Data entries

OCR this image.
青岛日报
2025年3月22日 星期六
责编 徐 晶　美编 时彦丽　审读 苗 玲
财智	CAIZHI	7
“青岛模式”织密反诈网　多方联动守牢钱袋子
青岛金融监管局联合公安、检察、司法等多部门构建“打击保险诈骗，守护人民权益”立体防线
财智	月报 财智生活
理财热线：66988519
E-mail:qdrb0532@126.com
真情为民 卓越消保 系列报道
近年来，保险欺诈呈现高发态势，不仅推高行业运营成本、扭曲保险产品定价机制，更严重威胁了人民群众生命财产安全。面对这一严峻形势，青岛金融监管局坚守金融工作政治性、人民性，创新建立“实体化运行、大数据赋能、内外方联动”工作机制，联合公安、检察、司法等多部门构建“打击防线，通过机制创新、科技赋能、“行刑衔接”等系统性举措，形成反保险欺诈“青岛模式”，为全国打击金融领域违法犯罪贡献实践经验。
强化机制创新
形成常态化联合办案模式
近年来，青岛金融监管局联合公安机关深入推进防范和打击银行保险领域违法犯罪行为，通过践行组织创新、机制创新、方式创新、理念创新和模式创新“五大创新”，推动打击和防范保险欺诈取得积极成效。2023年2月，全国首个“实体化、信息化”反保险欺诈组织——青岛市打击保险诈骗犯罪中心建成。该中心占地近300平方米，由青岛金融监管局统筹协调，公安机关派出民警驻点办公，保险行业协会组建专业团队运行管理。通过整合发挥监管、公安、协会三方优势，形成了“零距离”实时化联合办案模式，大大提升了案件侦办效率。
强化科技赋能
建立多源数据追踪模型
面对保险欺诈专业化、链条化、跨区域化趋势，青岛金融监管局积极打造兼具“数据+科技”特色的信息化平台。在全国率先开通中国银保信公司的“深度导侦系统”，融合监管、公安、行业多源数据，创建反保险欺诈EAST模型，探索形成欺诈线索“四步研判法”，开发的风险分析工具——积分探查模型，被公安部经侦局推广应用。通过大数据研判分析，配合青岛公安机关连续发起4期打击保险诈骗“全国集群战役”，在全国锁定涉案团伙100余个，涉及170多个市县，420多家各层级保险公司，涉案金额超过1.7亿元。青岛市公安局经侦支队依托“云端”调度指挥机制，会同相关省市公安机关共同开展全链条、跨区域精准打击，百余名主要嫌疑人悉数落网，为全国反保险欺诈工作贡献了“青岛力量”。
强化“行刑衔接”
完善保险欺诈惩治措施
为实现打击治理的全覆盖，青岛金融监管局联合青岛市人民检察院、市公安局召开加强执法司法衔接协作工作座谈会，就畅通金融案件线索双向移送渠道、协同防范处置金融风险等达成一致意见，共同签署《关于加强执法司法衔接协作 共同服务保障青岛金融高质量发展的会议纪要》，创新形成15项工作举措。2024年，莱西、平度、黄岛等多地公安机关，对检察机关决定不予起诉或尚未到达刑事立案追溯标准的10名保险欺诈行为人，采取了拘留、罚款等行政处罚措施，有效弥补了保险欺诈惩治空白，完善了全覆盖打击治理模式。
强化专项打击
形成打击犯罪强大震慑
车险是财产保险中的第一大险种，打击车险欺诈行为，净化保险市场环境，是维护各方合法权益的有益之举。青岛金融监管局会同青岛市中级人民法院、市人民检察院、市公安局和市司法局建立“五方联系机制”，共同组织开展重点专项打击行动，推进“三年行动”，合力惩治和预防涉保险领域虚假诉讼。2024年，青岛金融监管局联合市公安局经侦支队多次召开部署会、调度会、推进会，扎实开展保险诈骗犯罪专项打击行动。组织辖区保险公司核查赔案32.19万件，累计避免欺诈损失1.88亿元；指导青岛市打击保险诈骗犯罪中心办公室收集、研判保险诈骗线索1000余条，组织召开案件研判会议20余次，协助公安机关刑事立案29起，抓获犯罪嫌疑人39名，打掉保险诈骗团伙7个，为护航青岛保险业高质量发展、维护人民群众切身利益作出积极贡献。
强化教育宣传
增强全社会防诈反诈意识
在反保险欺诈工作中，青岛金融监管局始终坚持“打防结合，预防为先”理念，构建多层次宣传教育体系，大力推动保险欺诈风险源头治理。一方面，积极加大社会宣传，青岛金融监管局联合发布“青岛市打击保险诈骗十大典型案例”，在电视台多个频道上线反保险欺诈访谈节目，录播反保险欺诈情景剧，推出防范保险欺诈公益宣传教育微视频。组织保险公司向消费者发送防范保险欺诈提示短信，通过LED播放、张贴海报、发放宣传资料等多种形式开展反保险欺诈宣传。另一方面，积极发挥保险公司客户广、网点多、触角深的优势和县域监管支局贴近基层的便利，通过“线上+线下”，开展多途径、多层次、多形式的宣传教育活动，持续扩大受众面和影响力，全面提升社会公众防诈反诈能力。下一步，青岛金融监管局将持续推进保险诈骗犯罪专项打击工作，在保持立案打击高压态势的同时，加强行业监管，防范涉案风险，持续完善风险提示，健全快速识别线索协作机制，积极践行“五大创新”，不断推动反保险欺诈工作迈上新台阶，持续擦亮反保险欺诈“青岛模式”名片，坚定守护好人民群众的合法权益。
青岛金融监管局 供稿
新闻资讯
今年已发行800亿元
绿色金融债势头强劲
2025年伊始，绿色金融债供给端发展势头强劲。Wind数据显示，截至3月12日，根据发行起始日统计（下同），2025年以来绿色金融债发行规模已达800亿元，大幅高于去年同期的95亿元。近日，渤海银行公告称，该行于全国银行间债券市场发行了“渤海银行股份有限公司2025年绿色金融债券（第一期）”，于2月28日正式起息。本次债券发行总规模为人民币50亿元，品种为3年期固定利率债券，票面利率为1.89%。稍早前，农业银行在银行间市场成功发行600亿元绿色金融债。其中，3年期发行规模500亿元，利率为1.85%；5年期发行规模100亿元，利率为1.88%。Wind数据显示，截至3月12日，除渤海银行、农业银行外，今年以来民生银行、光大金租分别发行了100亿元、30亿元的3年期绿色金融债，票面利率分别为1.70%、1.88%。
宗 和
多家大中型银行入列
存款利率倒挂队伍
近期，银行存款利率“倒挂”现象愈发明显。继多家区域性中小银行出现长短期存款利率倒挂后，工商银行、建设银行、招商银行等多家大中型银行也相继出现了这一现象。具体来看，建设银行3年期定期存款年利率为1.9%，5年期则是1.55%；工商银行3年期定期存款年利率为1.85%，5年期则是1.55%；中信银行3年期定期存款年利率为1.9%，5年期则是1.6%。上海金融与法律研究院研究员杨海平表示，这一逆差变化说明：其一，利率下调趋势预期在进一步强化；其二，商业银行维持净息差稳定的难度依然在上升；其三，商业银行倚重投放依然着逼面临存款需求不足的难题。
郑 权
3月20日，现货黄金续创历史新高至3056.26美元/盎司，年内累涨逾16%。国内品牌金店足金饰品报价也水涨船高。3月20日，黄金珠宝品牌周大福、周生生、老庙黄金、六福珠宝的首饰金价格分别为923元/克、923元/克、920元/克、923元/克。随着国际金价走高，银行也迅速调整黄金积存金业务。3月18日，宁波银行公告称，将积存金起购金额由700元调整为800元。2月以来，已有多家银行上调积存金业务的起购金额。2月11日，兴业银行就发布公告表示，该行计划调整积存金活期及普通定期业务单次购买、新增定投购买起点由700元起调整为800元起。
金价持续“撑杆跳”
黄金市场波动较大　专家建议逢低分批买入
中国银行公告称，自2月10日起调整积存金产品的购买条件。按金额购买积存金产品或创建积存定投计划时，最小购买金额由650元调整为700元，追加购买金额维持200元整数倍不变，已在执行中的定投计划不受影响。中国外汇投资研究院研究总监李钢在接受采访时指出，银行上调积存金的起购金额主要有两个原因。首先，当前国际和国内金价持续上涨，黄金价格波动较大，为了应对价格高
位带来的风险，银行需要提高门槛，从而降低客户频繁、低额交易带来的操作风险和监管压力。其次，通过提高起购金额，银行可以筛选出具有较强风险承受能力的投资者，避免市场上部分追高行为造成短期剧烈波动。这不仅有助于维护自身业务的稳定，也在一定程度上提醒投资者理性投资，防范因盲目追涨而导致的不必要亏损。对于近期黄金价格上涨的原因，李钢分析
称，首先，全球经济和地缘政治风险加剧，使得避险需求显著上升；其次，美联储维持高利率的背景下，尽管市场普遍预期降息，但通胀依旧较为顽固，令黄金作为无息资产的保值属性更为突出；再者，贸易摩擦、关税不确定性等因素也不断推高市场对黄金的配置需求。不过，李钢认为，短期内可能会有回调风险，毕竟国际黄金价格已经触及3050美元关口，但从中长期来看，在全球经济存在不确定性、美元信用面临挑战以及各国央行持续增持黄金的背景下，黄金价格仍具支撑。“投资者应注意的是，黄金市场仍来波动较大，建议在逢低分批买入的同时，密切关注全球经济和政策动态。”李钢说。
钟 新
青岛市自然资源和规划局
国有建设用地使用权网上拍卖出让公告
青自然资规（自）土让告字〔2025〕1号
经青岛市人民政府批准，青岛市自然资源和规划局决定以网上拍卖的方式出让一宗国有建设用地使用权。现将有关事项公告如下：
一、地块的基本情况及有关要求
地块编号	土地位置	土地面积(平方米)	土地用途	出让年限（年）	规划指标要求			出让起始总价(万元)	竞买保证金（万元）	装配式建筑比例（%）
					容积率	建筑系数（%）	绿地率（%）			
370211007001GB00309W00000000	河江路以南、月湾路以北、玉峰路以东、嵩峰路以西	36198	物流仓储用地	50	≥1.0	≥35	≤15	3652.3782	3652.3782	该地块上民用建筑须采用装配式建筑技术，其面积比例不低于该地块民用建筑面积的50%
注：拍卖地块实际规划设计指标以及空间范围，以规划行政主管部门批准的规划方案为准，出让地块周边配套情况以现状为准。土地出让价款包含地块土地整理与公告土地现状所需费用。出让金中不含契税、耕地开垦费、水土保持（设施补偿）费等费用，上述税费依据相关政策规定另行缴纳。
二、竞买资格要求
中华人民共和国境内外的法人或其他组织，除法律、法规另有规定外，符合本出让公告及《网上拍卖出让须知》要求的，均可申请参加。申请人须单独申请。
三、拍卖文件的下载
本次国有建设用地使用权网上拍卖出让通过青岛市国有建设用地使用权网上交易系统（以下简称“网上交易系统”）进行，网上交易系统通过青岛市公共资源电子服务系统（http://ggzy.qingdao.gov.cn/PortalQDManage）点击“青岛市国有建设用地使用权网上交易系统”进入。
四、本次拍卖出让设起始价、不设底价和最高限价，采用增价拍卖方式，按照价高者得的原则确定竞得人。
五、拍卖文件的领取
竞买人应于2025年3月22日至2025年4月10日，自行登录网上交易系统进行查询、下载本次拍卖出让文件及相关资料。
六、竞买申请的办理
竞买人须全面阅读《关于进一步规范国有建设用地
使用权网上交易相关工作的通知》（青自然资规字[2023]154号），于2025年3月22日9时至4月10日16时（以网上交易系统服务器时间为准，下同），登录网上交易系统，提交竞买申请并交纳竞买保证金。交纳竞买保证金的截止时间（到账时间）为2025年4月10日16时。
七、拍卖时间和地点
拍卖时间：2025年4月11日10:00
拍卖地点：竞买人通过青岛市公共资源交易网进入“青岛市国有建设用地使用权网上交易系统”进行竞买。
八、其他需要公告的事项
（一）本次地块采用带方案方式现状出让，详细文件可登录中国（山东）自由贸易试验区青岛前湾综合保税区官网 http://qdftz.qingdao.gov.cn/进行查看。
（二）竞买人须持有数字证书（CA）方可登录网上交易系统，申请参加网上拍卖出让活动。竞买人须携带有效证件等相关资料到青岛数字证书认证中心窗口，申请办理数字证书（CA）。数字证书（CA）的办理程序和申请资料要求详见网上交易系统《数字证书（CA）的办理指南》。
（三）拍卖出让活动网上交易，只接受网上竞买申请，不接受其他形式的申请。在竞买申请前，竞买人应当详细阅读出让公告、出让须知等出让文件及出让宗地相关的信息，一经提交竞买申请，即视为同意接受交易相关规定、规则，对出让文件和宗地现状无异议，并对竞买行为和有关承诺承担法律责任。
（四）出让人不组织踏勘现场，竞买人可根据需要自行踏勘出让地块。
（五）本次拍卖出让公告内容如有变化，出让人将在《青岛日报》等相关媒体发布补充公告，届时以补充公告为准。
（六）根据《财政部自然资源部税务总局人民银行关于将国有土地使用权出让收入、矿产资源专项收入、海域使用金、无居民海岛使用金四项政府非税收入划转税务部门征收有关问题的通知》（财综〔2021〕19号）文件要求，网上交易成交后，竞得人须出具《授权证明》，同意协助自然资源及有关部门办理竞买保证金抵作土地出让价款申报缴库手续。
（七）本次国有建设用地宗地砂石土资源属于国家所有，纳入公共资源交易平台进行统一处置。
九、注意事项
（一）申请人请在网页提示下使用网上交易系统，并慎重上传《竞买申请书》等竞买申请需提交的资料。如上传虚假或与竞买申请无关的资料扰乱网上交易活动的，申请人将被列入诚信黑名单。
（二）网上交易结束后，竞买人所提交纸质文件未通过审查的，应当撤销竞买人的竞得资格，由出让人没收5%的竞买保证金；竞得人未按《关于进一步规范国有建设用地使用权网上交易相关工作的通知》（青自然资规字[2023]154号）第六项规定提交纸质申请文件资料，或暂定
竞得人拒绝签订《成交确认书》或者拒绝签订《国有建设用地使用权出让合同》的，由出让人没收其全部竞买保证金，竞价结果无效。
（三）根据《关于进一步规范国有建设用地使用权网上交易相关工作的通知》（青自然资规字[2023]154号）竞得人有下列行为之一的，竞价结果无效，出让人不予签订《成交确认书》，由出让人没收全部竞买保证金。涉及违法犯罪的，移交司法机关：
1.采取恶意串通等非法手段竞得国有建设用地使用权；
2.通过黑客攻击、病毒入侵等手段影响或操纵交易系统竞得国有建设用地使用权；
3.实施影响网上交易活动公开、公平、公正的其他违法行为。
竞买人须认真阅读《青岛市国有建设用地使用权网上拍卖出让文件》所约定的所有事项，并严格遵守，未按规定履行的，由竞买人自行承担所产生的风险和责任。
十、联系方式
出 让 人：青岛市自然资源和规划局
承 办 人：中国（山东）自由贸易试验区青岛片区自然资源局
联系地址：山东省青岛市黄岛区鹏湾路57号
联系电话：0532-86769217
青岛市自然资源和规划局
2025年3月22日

- Written exercise: Determine the number of lines in these entries that contain the word "行刑衔接", and write only that number.

- Result below: 2